> [The task]: All of the data should be repeated exactly; pictures are not part of the copy.

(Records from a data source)
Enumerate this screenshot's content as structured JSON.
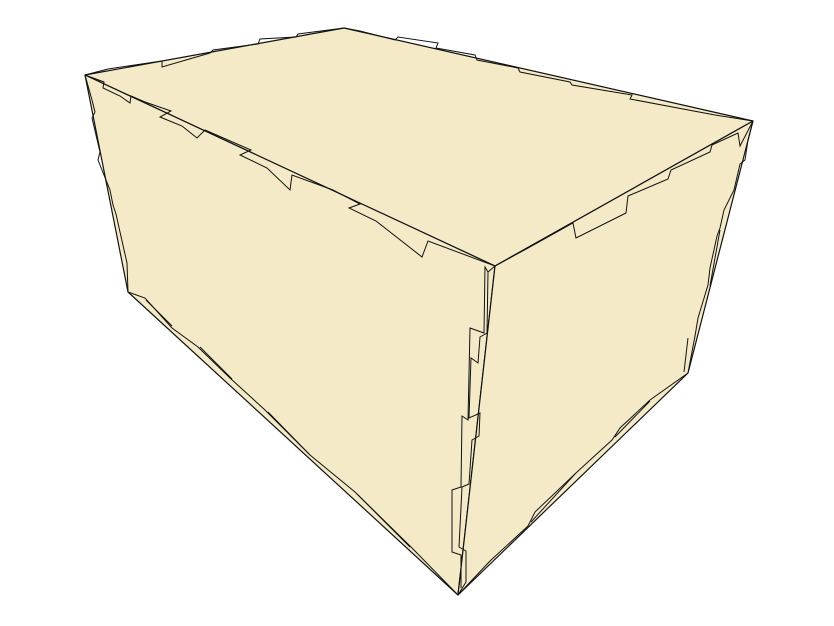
{
  "render": {
    "background": "#ffffff",
    "panel_fill": "#f5eac8",
    "edge_color": "#111111"
  },
  "model": {
    "object": "box-with-finger-joints",
    "panels": [
      "top-panel",
      "front-panel",
      "side-panel"
    ]
  }
}
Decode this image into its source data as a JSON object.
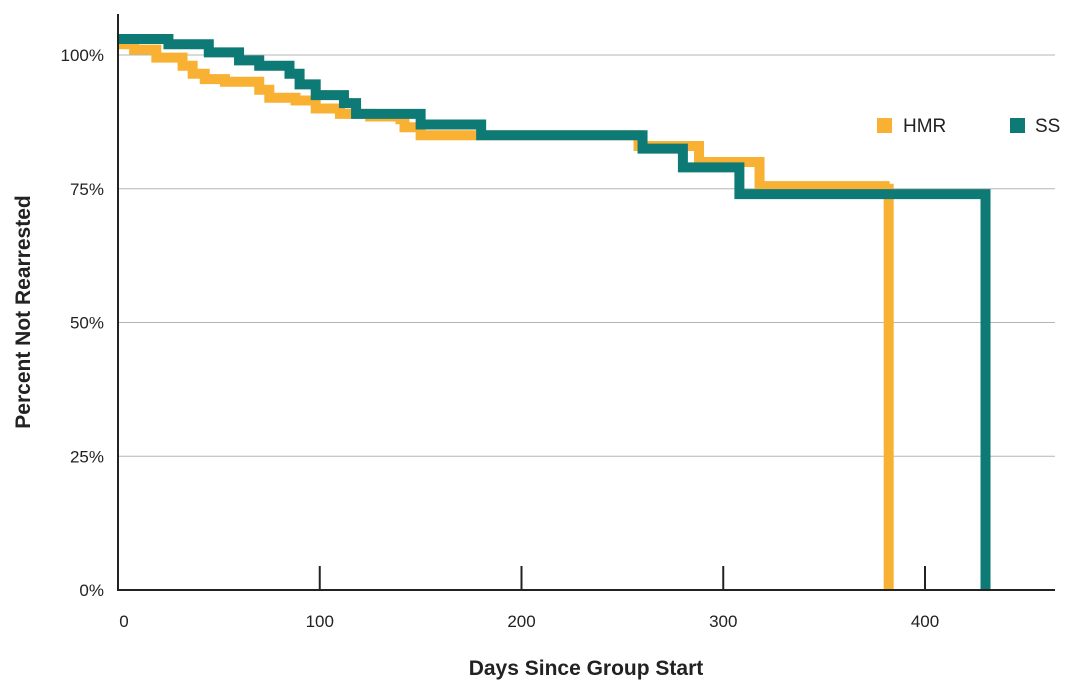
{
  "chart_data": {
    "type": "line",
    "title": "",
    "xlabel": "Days Since Group Start",
    "ylabel": "Percent Not Rearrested",
    "xlim": [
      0,
      465
    ],
    "ylim": [
      0,
      103
    ],
    "x_ticks": [
      {
        "value": 0,
        "label": "0"
      },
      {
        "value": 100,
        "label": "100"
      },
      {
        "value": 200,
        "label": "200"
      },
      {
        "value": 300,
        "label": "300"
      },
      {
        "value": 400,
        "label": "400"
      }
    ],
    "y_ticks": [
      {
        "value": 0,
        "label": "0%"
      },
      {
        "value": 25,
        "label": "25%"
      },
      {
        "value": 50,
        "label": "50%"
      },
      {
        "value": 75,
        "label": "75%"
      },
      {
        "value": 100,
        "label": "100%"
      }
    ],
    "grid": true,
    "legend_position": "right",
    "series": [
      {
        "name": "HMR",
        "color": "#F8B133",
        "x": [
          0,
          8,
          19,
          32,
          37,
          43,
          53,
          70,
          75,
          88,
          98,
          110,
          125,
          140,
          142,
          150,
          180,
          258,
          288,
          318,
          380,
          382,
          382
        ],
        "y": [
          102,
          101,
          99.5,
          98,
          96.5,
          95.5,
          95,
          93.5,
          92,
          91.5,
          90,
          89,
          88.5,
          88,
          86.5,
          85,
          85,
          83,
          80,
          75.5,
          75,
          75,
          0
        ]
      },
      {
        "name": "SS",
        "color": "#0E7A76",
        "x": [
          0,
          25,
          45,
          60,
          70,
          85,
          90,
          98,
          112,
          118,
          125,
          150,
          180,
          260,
          280,
          308,
          320,
          400,
          428,
          430,
          430
        ],
        "y": [
          103,
          102,
          100.5,
          99,
          98,
          96.5,
          94.5,
          92.5,
          91,
          89,
          89,
          87,
          85,
          82.5,
          79,
          74,
          74,
          74,
          74,
          74,
          0
        ]
      }
    ]
  }
}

> [Expected output]:
Enumerate this screenshot's content as structured JSON.
{
  "render": {
    "background": "#ffffff",
    "panel_fill": "#f5eac8",
    "edge_color": "#111111"
  },
  "model": {
    "object": "box-with-finger-joints",
    "panels": [
      "top-panel",
      "front-panel",
      "side-panel"
    ]
  }
}
Decode this image into its source data as a JSON object.
{
  "chart_data": {
    "type": "line",
    "title": "",
    "xlabel": "Days Since Group Start",
    "ylabel": "Percent Not Rearrested",
    "xlim": [
      0,
      465
    ],
    "ylim": [
      0,
      103
    ],
    "x_ticks": [
      {
        "value": 0,
        "label": "0"
      },
      {
        "value": 100,
        "label": "100"
      },
      {
        "value": 200,
        "label": "200"
      },
      {
        "value": 300,
        "label": "300"
      },
      {
        "value": 400,
        "label": "400"
      }
    ],
    "y_ticks": [
      {
        "value": 0,
        "label": "0%"
      },
      {
        "value": 25,
        "label": "25%"
      },
      {
        "value": 50,
        "label": "50%"
      },
      {
        "value": 75,
        "label": "75%"
      },
      {
        "value": 100,
        "label": "100%"
      }
    ],
    "grid": true,
    "legend_position": "right",
    "series": [
      {
        "name": "HMR",
        "color": "#F8B133",
        "x": [
          0,
          8,
          19,
          32,
          37,
          43,
          53,
          70,
          75,
          88,
          98,
          110,
          125,
          140,
          142,
          150,
          180,
          258,
          288,
          318,
          380,
          382,
          382
        ],
        "y": [
          102,
          101,
          99.5,
          98,
          96.5,
          95.5,
          95,
          93.5,
          92,
          91.5,
          90,
          89,
          88.5,
          88,
          86.5,
          85,
          85,
          83,
          80,
          75.5,
          75,
          75,
          0
        ]
      },
      {
        "name": "SS",
        "color": "#0E7A76",
        "x": [
          0,
          25,
          45,
          60,
          70,
          85,
          90,
          98,
          112,
          118,
          125,
          150,
          180,
          260,
          280,
          308,
          320,
          400,
          428,
          430,
          430
        ],
        "y": [
          103,
          102,
          100.5,
          99,
          98,
          96.5,
          94.5,
          92.5,
          91,
          89,
          89,
          87,
          85,
          82.5,
          79,
          74,
          74,
          74,
          74,
          74,
          0
        ]
      }
    ]
  }
}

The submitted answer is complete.